Source extract >>
════════════════

STAR Detector: The Solenoidal Tracker at RHIC (STAR) experiment is located on the south side of the Relativistic Heavy Ion Collider (RHIC), which is based at the Department of Energy's Brookhaven National Laboratory in New York.

April 28, 2009

Contact: Linda Vu  |  CSnews@lbl.gov

The Department of Energy's Energy Sciences Network (ESnet), the Korea Research Environment Open Network2 and the Global Ring Network for Advanced Applications Development achieved a sustained data transfer rate of 1 gigabit per second (Gbps), equivalent to transporting 120 minutes of video per second, between the Brookhaven National Laboratory in New York and the Korea Institute of Science and Technology Information in Daejeon, South Korea.

This capability will make 20 percent more data available to the STAR nuclear physics community per year, and close a digital divide between U.S. and Asian physicists.

“This stable, high-speed data transfer capability will have a great impact on the international nuclear physics community. It will enhance our ability to redistribute data to our Asian colleagues — approximately 27 percent of our collaborators are located in China, South Korea and India,” says Jerome Lauret, the software and computing project leader of the Solenoidal Tracker at RHIC (STAR) experiment based at Department of Energy’s Brookhaven National Laboratory.

For years, physicists have searched for the fundamental building blocks of matter by smashing together speeding gold ions inside the Relativistic Heavy Ion Collider (RHIC) at BNL, and tracking the basic particles that burst out with the STAR detector located on the south side of the RHIC. Analyzing the results of these collisions helps researchers improve our understanding of basic particles, fields and forces.

The STAR detectors collect a tremendous amount of data, approximately 1,000 collision events per second, which then have to be mined and processed before they can be analyzed. This means that physicists may have to wait several months to a year after an experiment before they can use the information. The mined data is stored at BNL, so scientists in Asia often have to wait several weeks longer for the massive datasets to make their way across networks spanning the United States and the Pacific Ocean. Lauret believes that this delay is a disadvantage to physicists in Asia, and causes a digital divide among researchers on different continents.

“I see a lot of physics potential coming from our Asian colleagues, but the digital divide and the far distances do not provide equal scientific opportunities to our colleagues across the world. With the 1 Gbps sustained transfer rates and bringing data closer to our scientists, I suspect we will see a lot more papers coming out that reference data taken one or two years after the experiment,” says Lauret.

According to Lauret, the new steady 1 Gbps connection speeds up the distribution of research-ready STAR data in two ways. It would allow the team to export a portion of the raw STAR data to the Korea Institute of Science and Technology Information (KISTI) for mining, while BNL proceeds with other data-mining activities. The additional data-mining at KISTI will make 20 percent more STAR data available to the research community per year. As KISTI mines the data, it will also be storing the results. This means that collaborators across China, Korea and India will not have to wait for massive STAR datasets to transfer from New York. Now the information is much closer in Asia and will flow much faster.

════════════════

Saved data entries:
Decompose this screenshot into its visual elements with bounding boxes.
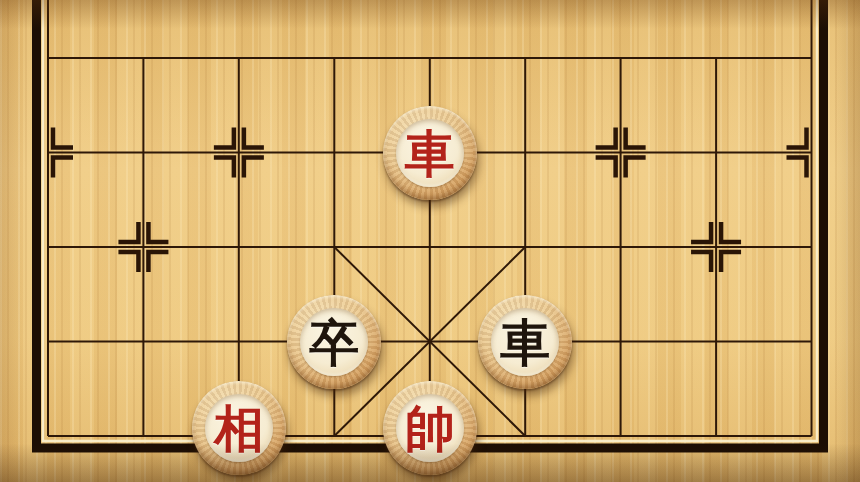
piece-glyph: 帥 — [405, 404, 455, 454]
piece-glyph: 卒 — [309, 318, 359, 368]
piece-glyph: 車 — [500, 318, 550, 368]
piece-red-general-e1[interactable]: 帥 — [383, 381, 477, 475]
xiangqi-board-view: 車卒車相帥 — [0, 0, 860, 482]
piece-face: 卒 — [300, 308, 368, 376]
piece-face: 帥 — [396, 394, 464, 462]
piece-glyph: 相 — [214, 404, 264, 454]
piece-black-chariot-f2[interactable]: 車 — [478, 295, 572, 389]
piece-red-elephant-c1[interactable]: 相 — [192, 381, 286, 475]
piece-face: 車 — [491, 308, 559, 376]
piece-face: 車 — [396, 119, 464, 187]
piece-black-pawn-d2[interactable]: 卒 — [287, 295, 381, 389]
pieces-layer: 車卒車相帥 — [0, 0, 860, 482]
piece-red-chariot-e4[interactable]: 車 — [383, 106, 477, 200]
piece-face: 相 — [205, 394, 273, 462]
piece-glyph: 車 — [405, 129, 455, 179]
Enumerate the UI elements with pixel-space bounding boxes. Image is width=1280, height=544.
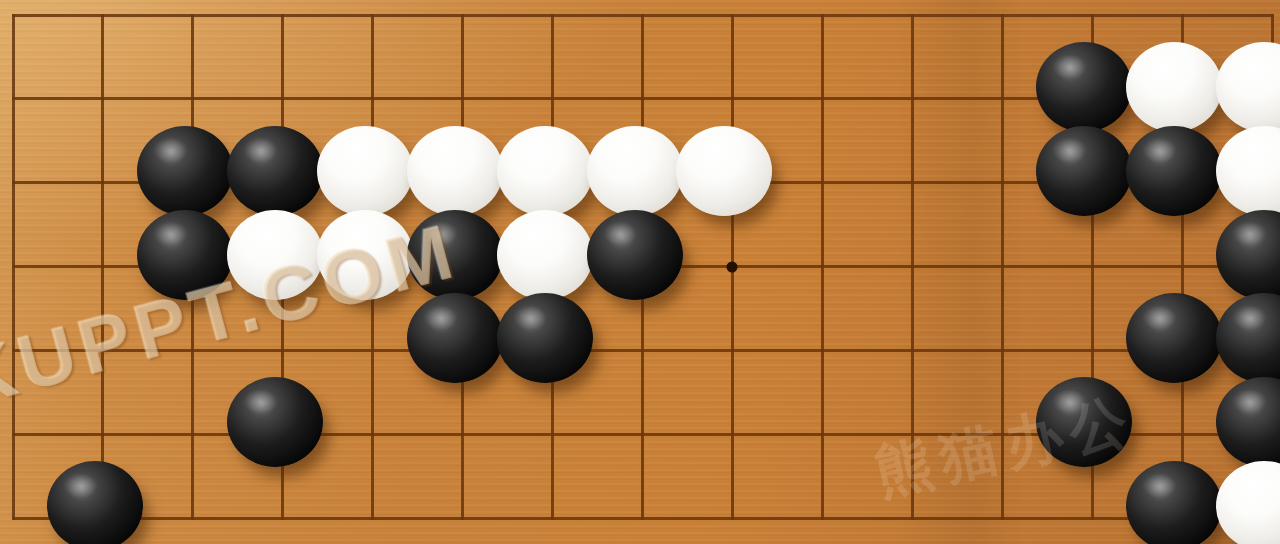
white-stone[interactable] <box>497 210 593 300</box>
white-stone[interactable] <box>317 126 413 216</box>
black-stone[interactable] <box>587 210 683 300</box>
black-stone[interactable] <box>47 461 143 544</box>
star-point <box>727 261 738 272</box>
grid-line-horizontal <box>12 517 1274 520</box>
go-board-photo: KUPPT.COM 熊猫办公 <box>0 0 1280 544</box>
black-stone[interactable] <box>497 293 593 383</box>
black-stone[interactable] <box>1126 126 1222 216</box>
black-stone[interactable] <box>1126 293 1222 383</box>
grid-line-horizontal <box>12 14 1274 17</box>
white-stone[interactable] <box>676 126 772 216</box>
black-stone[interactable] <box>137 126 233 216</box>
white-stone[interactable] <box>407 126 503 216</box>
black-stone[interactable] <box>1036 126 1132 216</box>
black-stone[interactable] <box>407 293 503 383</box>
white-stone[interactable] <box>497 126 593 216</box>
black-stone[interactable] <box>1036 42 1132 132</box>
black-stone[interactable] <box>227 377 323 467</box>
black-stone[interactable] <box>1126 461 1222 544</box>
black-stone[interactable] <box>227 126 323 216</box>
white-stone[interactable] <box>1126 42 1222 132</box>
white-stone[interactable] <box>587 126 683 216</box>
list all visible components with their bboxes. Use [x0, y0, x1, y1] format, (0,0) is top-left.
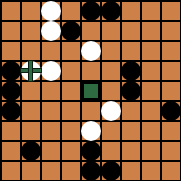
cell-f6[interactable] — [102, 62, 120, 80]
cell-c3[interactable] — [42, 122, 60, 140]
black-attacker-stone[interactable] — [1, 81, 21, 101]
cell-b4[interactable] — [22, 102, 40, 120]
cell-g7[interactable] — [122, 42, 140, 60]
cell-i2[interactable] — [162, 142, 180, 160]
cell-b3[interactable] — [22, 122, 40, 140]
cell-c8[interactable] — [42, 22, 60, 40]
black-attacker-stone[interactable] — [81, 1, 101, 21]
black-attacker-stone[interactable] — [161, 101, 181, 121]
cell-e1[interactable] — [82, 162, 100, 180]
cell-f4[interactable] — [102, 102, 120, 120]
cell-h2[interactable] — [142, 142, 160, 160]
cell-i6[interactable] — [162, 62, 180, 80]
cell-a3[interactable] — [2, 122, 20, 140]
cell-c6[interactable] — [42, 62, 60, 80]
black-attacker-stone[interactable] — [81, 141, 101, 161]
cell-f3[interactable] — [102, 122, 120, 140]
cell-b7[interactable] — [22, 42, 40, 60]
cell-f9[interactable] — [102, 2, 120, 20]
cell-c7[interactable] — [42, 42, 60, 60]
cell-a9[interactable] — [2, 2, 20, 20]
game-board — [0, 0, 181, 181]
cell-h7[interactable] — [142, 42, 160, 60]
king-cross-icon — [28, 60, 33, 82]
white-defender-stone[interactable] — [81, 41, 101, 61]
cell-c4[interactable] — [42, 102, 60, 120]
cell-i3[interactable] — [162, 122, 180, 140]
cell-i5[interactable] — [162, 82, 180, 100]
cell-h9[interactable] — [142, 2, 160, 20]
white-defender-stone[interactable] — [41, 61, 61, 81]
cell-g3[interactable] — [122, 122, 140, 140]
cell-g1[interactable] — [122, 162, 140, 180]
cell-d5[interactable] — [62, 82, 80, 100]
cell-g9[interactable] — [122, 2, 140, 20]
cell-g8[interactable] — [122, 22, 140, 40]
cell-c2[interactable] — [42, 142, 60, 160]
black-attacker-stone[interactable] — [1, 61, 21, 81]
cell-b2[interactable] — [22, 142, 40, 160]
cell-a6[interactable] — [2, 62, 20, 80]
cell-h5[interactable] — [142, 82, 160, 100]
black-attacker-stone[interactable] — [101, 1, 121, 21]
cell-a8[interactable] — [2, 22, 20, 40]
cell-c1[interactable] — [42, 162, 60, 180]
cell-d6[interactable] — [62, 62, 80, 80]
cell-d3[interactable] — [62, 122, 80, 140]
cell-b1[interactable] — [22, 162, 40, 180]
cell-h6[interactable] — [142, 62, 160, 80]
cell-b8[interactable] — [22, 22, 40, 40]
cell-e7[interactable] — [82, 42, 100, 60]
white-defender-stone[interactable] — [81, 121, 101, 141]
black-attacker-stone[interactable] — [121, 61, 141, 81]
cell-i1[interactable] — [162, 162, 180, 180]
cell-h1[interactable] — [142, 162, 160, 180]
black-attacker-stone[interactable] — [21, 141, 41, 161]
cell-d9[interactable] — [62, 2, 80, 20]
cell-d4[interactable] — [62, 102, 80, 120]
cell-a2[interactable] — [2, 142, 20, 160]
white-defender-stone[interactable] — [41, 1, 61, 21]
black-attacker-stone[interactable] — [61, 21, 81, 41]
cell-b5[interactable] — [22, 82, 40, 100]
black-attacker-stone[interactable] — [81, 161, 101, 181]
cell-e3[interactable] — [82, 122, 100, 140]
cell-i8[interactable] — [162, 22, 180, 40]
black-attacker-stone[interactable] — [121, 81, 141, 101]
cell-f1[interactable] — [102, 162, 120, 180]
cell-d7[interactable] — [62, 42, 80, 60]
cell-d2[interactable] — [62, 142, 80, 160]
cell-e9[interactable] — [82, 2, 100, 20]
cell-d1[interactable] — [62, 162, 80, 180]
white-defender-stone[interactable] — [41, 21, 61, 41]
cell-g6[interactable] — [122, 62, 140, 80]
cell-c5[interactable] — [42, 82, 60, 100]
black-attacker-stone[interactable] — [101, 161, 121, 181]
cell-f2[interactable] — [102, 142, 120, 160]
cell-g4[interactable] — [122, 102, 140, 120]
throne-square-e5[interactable] — [82, 82, 100, 100]
cell-a5[interactable] — [2, 82, 20, 100]
cell-e4[interactable] — [82, 102, 100, 120]
cell-c9[interactable] — [42, 2, 60, 20]
white-defender-stone[interactable] — [101, 101, 121, 121]
cell-h3[interactable] — [142, 122, 160, 140]
cell-i7[interactable] — [162, 42, 180, 60]
cell-a7[interactable] — [2, 42, 20, 60]
black-attacker-stone[interactable] — [1, 101, 21, 121]
cell-f8[interactable] — [102, 22, 120, 40]
cell-i4[interactable] — [162, 102, 180, 120]
cell-h8[interactable] — [142, 22, 160, 40]
cell-d8[interactable] — [62, 22, 80, 40]
cell-a1[interactable] — [2, 162, 20, 180]
cell-f5[interactable] — [102, 82, 120, 100]
cell-a4[interactable] — [2, 102, 20, 120]
cell-b9[interactable] — [22, 2, 40, 20]
cell-e2[interactable] — [82, 142, 100, 160]
cell-h4[interactable] — [142, 102, 160, 120]
cell-e8[interactable] — [82, 22, 100, 40]
cell-b6[interactable] — [22, 62, 40, 80]
cell-g5[interactable] — [122, 82, 140, 100]
cell-g2[interactable] — [122, 142, 140, 160]
cell-i9[interactable] — [162, 2, 180, 20]
cell-e6[interactable] — [82, 62, 100, 80]
cell-f7[interactable] — [102, 42, 120, 60]
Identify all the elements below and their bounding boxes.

════════════════

Written problem 1 >>
Answer these questions using the article about the STAR data transfer:
(a) What sustained data transfer rate did the networks achieve?
(b) About what percentage of STAR collaborators are located in China, South Korea and India?
(c) Roughly how many collision events per second do the STAR detectors collect?
Written problem 2 >> Find every line in the rows that contains the string "with", and copy each one.

Complete answer 1 >>
(a) 1 gigabit per second (Gbps)
(b) Approximately 27 percent
(c) Approximately 1,000

Complete answer 2 >>
Decompose this screenshot into its visual elements with bounding boxes.
Enumerate the UI elements with pixel-space bounding boxes. Image is width=1280, height=544.
list all visible components with their bboxes. Use [x0, y0, x1, y1] format, (0,0) is top-left.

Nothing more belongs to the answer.